*DO THIS*. Pick out every line that holds the string "title" and copy it.

[Data listing]
_ _ _ _

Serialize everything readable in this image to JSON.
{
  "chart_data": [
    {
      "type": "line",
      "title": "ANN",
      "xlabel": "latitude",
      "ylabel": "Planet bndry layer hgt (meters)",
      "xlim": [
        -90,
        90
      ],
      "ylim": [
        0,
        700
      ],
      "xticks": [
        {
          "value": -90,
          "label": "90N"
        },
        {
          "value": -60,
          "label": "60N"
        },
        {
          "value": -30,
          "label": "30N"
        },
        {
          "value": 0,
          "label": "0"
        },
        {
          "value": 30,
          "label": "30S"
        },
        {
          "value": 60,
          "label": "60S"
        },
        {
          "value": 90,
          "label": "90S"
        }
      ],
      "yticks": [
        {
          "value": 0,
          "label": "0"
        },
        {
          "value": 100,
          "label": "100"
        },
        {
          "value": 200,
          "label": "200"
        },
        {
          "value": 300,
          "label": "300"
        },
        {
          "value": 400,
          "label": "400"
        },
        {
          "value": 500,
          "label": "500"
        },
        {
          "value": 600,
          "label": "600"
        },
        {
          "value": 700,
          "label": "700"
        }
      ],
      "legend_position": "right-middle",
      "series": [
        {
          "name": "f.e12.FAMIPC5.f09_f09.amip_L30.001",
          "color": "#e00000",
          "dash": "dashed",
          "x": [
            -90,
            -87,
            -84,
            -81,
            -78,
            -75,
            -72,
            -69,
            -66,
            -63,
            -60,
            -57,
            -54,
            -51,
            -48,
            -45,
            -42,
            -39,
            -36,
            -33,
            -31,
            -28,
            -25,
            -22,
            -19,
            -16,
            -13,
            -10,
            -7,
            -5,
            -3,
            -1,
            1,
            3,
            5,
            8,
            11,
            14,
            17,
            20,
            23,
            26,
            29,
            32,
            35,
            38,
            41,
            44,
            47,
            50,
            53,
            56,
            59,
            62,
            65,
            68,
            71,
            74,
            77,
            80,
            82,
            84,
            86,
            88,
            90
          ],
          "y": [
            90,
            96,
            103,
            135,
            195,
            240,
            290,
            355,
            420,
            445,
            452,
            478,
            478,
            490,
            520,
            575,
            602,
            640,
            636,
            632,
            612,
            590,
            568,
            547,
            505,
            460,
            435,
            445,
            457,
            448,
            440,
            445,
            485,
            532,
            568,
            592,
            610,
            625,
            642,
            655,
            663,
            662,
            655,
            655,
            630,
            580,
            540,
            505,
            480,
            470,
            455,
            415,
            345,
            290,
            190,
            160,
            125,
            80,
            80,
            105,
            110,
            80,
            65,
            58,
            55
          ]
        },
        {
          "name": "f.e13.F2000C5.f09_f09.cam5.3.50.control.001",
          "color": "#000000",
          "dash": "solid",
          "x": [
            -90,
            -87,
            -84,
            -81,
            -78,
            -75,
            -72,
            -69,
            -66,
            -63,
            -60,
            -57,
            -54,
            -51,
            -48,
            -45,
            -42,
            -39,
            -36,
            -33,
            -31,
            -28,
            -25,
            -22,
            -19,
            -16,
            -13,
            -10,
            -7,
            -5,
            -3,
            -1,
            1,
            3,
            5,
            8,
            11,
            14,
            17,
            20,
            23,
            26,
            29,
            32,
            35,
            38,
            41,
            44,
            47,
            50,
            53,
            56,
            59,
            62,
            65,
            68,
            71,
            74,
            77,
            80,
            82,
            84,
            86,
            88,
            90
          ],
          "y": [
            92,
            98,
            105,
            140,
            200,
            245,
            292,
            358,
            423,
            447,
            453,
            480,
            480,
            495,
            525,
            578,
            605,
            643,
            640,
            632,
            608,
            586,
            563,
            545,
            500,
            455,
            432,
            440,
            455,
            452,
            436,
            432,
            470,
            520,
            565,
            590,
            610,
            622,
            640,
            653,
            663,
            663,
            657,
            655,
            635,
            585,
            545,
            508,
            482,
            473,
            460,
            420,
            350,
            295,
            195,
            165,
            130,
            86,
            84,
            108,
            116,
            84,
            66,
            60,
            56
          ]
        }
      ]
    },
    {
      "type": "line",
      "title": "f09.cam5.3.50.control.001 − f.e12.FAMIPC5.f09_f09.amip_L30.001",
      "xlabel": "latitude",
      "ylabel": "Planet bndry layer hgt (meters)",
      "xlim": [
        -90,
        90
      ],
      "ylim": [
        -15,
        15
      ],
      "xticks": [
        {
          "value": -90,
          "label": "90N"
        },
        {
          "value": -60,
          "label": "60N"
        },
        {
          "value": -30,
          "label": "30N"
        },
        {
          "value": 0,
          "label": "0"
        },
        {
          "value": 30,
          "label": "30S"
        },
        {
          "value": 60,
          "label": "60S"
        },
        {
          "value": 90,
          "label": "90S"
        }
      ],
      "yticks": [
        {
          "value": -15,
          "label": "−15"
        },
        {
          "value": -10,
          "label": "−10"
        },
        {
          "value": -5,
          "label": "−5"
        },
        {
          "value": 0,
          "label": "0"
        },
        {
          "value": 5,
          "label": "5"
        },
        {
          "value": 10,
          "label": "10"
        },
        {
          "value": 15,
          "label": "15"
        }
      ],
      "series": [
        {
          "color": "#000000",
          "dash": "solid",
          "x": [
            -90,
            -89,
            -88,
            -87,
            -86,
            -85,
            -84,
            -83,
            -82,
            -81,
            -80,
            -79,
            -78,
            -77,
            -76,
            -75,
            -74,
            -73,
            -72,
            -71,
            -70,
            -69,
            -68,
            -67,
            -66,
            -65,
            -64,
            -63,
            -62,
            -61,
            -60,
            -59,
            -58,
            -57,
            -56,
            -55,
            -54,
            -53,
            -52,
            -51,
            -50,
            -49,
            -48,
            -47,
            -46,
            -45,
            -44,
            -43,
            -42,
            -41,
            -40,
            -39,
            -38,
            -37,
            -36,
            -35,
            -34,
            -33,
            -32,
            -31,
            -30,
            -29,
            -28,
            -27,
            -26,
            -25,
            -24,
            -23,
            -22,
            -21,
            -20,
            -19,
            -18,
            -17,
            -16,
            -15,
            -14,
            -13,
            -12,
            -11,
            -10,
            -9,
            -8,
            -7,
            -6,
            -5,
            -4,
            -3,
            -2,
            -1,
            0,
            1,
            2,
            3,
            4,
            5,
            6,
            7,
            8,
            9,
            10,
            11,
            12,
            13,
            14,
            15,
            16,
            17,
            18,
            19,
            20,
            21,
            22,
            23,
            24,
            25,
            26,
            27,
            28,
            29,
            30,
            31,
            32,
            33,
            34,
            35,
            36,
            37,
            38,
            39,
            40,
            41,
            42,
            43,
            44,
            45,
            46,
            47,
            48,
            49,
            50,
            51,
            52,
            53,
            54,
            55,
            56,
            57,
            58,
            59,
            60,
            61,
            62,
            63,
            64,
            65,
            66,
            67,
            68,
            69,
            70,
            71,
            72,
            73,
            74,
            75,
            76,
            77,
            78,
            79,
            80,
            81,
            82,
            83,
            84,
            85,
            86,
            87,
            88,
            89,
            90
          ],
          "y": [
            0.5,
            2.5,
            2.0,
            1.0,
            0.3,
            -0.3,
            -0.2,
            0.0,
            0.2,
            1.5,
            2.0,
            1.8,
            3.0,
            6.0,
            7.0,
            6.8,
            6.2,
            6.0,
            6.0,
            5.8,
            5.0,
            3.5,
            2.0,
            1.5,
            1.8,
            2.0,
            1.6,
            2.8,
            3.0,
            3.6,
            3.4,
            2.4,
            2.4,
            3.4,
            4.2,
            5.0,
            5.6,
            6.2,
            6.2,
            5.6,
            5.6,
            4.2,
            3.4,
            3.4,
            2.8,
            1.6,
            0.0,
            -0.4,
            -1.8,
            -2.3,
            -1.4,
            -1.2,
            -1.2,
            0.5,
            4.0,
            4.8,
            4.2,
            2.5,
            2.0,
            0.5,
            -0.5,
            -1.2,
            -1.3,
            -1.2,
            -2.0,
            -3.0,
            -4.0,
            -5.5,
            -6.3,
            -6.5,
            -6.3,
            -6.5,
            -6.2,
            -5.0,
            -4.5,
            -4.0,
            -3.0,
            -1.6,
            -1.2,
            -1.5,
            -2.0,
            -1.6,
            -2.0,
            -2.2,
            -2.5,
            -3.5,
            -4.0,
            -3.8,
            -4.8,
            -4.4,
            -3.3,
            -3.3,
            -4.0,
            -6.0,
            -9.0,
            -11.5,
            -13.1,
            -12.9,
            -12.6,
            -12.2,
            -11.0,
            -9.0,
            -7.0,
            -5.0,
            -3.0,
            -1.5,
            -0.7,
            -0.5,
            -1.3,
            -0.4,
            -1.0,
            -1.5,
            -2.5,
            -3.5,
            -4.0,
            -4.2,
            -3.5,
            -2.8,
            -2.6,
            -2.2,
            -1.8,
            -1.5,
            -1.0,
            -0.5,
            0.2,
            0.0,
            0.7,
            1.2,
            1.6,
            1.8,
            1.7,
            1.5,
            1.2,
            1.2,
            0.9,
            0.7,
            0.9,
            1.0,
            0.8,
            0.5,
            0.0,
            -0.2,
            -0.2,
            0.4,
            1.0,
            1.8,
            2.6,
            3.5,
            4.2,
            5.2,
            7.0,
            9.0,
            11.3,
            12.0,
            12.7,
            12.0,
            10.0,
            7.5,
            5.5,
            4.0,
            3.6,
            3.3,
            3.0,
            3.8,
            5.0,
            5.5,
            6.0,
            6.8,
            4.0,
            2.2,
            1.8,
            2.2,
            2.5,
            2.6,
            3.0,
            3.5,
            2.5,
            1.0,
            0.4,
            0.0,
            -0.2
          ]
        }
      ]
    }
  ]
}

_ _ _ _

*WRITTEN SOLUTION*.
      "title": "ANN",
      "title": "f09.cam5.3.50.control.001 − f.e12.FAMIPC5.f09_f09.amip_L30.001",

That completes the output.